# Start of Supplied records

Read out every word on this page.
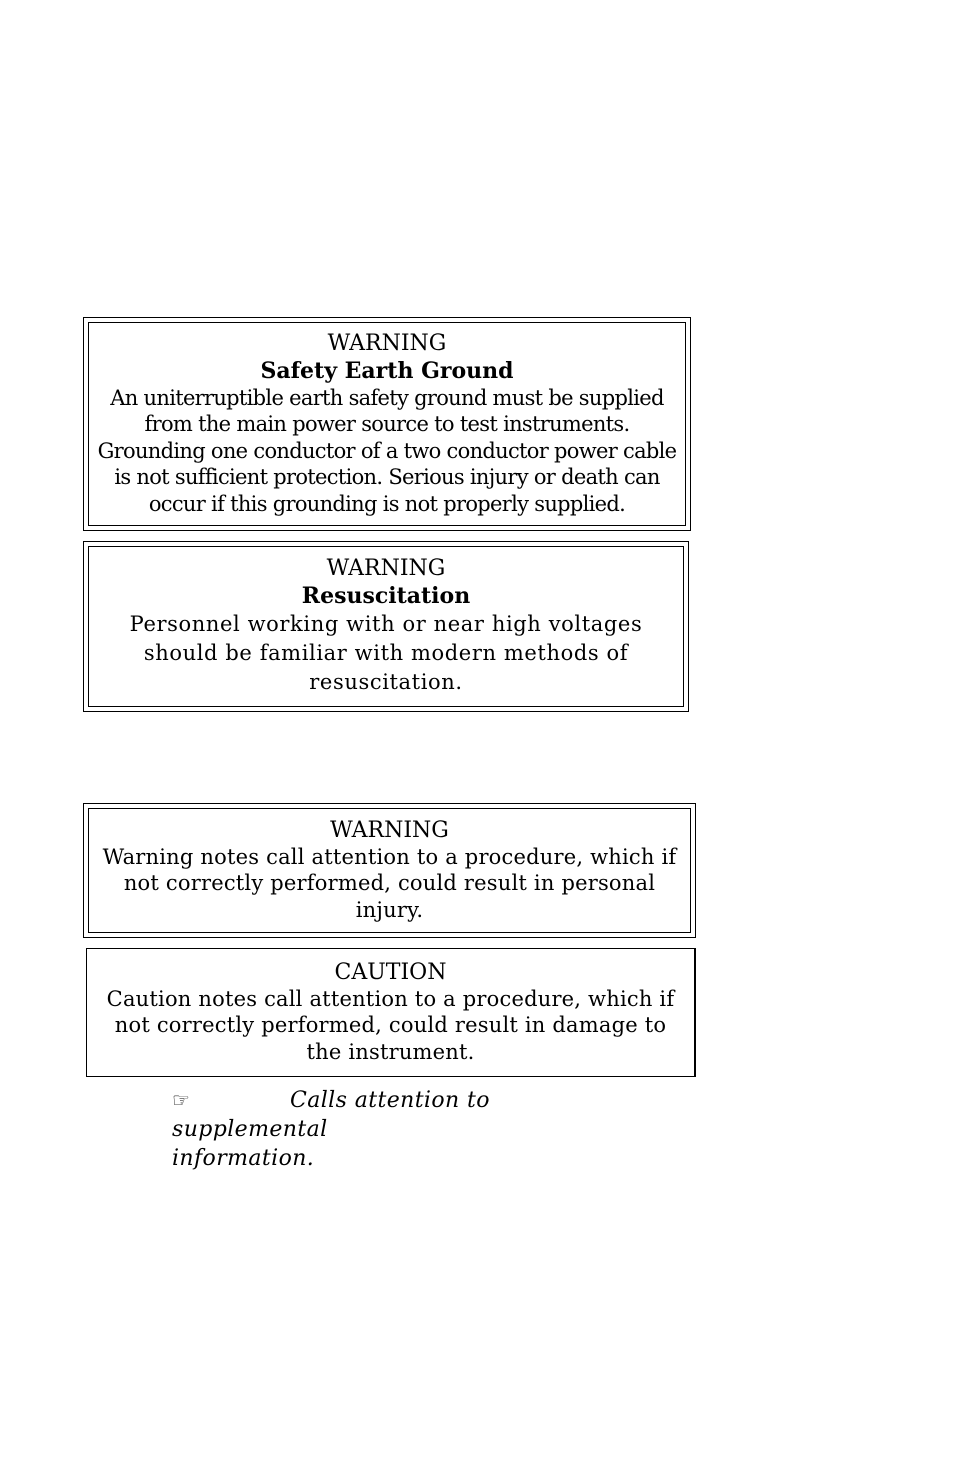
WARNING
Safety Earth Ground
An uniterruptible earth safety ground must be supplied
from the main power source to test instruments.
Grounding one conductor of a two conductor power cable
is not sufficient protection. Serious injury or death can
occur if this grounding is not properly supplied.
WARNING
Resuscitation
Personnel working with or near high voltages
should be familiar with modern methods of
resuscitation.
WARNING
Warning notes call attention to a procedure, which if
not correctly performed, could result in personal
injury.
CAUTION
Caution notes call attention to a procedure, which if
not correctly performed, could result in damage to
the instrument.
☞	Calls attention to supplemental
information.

# End of Supplied records

> **Instructions for the task**
Restate each entry word for word, please, but drop any images it holds.

> **Final answer**
Read out every word on this page.
WARNING
Safety Earth Ground
An uniterruptible earth safety ground must be supplied
from the main power source to test instruments.
Grounding one conductor of a two conductor power cable
is not sufficient protection. Serious injury or death can
occur if this grounding is not properly supplied.
WARNING
Resuscitation
Personnel working with or near high voltages
should be familiar with modern methods of
resuscitation.
WARNING
Warning notes call attention to a procedure, which if
not correctly performed, could result in personal
injury.
CAUTION
Caution notes call attention to a procedure, which if
not correctly performed, could result in damage to
the instrument.
☞	Calls attention to supplemental
information.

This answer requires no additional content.